Identify all lines in the data containing the string "Manager". Copy them out.

··· Material provided

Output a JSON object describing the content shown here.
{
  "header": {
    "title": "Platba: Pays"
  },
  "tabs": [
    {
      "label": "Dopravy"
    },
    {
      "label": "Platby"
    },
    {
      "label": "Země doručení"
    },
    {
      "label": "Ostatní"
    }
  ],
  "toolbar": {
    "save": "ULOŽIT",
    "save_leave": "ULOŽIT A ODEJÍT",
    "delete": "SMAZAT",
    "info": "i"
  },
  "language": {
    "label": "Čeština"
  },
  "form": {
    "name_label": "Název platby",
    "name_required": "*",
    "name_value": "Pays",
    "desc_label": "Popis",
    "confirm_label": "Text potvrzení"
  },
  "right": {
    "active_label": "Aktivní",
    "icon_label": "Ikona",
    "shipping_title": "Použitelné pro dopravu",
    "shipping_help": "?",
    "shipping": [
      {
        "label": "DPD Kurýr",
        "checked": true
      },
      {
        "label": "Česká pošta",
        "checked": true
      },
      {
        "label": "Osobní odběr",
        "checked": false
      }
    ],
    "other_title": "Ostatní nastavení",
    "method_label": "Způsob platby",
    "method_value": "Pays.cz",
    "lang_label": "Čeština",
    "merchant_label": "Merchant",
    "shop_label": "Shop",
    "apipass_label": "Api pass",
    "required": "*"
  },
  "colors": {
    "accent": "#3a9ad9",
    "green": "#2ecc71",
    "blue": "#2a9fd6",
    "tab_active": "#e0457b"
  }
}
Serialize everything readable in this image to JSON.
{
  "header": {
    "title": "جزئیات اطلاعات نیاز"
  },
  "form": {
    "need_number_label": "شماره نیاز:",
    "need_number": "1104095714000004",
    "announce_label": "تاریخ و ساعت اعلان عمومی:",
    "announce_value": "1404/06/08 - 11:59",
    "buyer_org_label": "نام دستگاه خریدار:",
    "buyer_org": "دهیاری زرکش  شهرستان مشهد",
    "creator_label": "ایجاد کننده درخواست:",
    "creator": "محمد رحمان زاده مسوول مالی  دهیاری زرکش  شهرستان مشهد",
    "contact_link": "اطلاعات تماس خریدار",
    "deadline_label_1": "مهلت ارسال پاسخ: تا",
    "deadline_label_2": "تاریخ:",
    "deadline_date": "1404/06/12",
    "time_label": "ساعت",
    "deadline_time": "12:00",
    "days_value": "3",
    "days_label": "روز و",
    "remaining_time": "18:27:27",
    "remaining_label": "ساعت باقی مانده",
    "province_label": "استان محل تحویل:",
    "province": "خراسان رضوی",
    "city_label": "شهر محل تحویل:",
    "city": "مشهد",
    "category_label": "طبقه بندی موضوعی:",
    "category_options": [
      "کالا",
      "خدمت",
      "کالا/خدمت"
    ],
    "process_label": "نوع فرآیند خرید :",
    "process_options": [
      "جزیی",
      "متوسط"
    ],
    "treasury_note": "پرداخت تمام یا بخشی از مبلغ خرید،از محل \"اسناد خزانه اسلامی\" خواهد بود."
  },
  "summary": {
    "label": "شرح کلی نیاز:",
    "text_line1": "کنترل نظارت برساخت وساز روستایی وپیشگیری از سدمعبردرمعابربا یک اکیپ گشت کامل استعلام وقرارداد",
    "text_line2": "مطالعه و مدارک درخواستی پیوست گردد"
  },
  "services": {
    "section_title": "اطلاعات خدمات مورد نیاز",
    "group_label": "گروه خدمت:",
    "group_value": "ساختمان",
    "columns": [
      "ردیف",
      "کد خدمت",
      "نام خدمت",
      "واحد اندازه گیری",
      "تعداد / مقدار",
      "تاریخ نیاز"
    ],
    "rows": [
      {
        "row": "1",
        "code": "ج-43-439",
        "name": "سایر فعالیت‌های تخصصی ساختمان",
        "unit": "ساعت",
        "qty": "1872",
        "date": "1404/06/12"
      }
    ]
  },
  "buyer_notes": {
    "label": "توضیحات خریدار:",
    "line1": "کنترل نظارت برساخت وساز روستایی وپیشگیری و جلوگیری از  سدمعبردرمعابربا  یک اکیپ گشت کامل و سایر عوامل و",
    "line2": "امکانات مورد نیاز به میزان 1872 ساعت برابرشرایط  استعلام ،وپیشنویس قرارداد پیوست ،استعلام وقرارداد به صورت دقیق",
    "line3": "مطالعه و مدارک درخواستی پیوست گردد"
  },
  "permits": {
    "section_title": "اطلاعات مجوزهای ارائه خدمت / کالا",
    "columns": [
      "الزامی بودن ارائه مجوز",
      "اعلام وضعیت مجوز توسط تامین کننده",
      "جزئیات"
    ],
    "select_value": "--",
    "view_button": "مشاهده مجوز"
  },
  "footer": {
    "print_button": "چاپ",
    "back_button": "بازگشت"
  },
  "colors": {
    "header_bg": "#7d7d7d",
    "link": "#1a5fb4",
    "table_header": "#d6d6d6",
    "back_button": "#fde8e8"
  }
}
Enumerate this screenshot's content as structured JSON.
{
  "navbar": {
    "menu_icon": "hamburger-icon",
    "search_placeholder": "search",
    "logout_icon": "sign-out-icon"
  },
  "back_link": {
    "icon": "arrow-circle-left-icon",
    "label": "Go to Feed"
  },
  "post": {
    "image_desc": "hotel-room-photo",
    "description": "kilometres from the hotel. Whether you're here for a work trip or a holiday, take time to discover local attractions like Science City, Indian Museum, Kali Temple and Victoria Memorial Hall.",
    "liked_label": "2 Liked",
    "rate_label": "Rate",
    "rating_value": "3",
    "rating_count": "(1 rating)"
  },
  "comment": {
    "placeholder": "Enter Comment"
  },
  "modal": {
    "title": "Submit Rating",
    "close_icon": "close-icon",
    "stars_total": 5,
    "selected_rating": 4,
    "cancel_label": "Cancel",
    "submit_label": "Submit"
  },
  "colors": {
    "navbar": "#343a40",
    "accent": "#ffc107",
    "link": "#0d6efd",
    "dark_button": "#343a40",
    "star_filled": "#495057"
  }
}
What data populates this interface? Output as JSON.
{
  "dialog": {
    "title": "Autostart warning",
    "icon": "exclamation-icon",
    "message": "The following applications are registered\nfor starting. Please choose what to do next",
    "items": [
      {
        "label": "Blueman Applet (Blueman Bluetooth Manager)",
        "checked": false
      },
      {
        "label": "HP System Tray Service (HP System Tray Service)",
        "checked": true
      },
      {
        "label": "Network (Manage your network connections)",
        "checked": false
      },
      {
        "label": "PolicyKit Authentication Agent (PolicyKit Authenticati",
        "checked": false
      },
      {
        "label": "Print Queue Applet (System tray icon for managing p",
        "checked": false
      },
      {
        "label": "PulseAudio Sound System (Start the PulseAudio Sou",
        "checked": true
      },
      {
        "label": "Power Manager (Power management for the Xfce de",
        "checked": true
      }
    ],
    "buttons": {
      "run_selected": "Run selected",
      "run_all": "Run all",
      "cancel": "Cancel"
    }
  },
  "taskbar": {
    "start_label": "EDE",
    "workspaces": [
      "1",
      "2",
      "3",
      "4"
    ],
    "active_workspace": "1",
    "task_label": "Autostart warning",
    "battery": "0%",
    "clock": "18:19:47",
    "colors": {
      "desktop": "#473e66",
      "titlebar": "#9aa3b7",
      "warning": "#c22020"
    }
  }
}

······

#### Completed exercise:
        "label": "Blueman Applet (Blueman Bluetooth Manager)",
        "label": "Power Manager (Power management for the Xfce de",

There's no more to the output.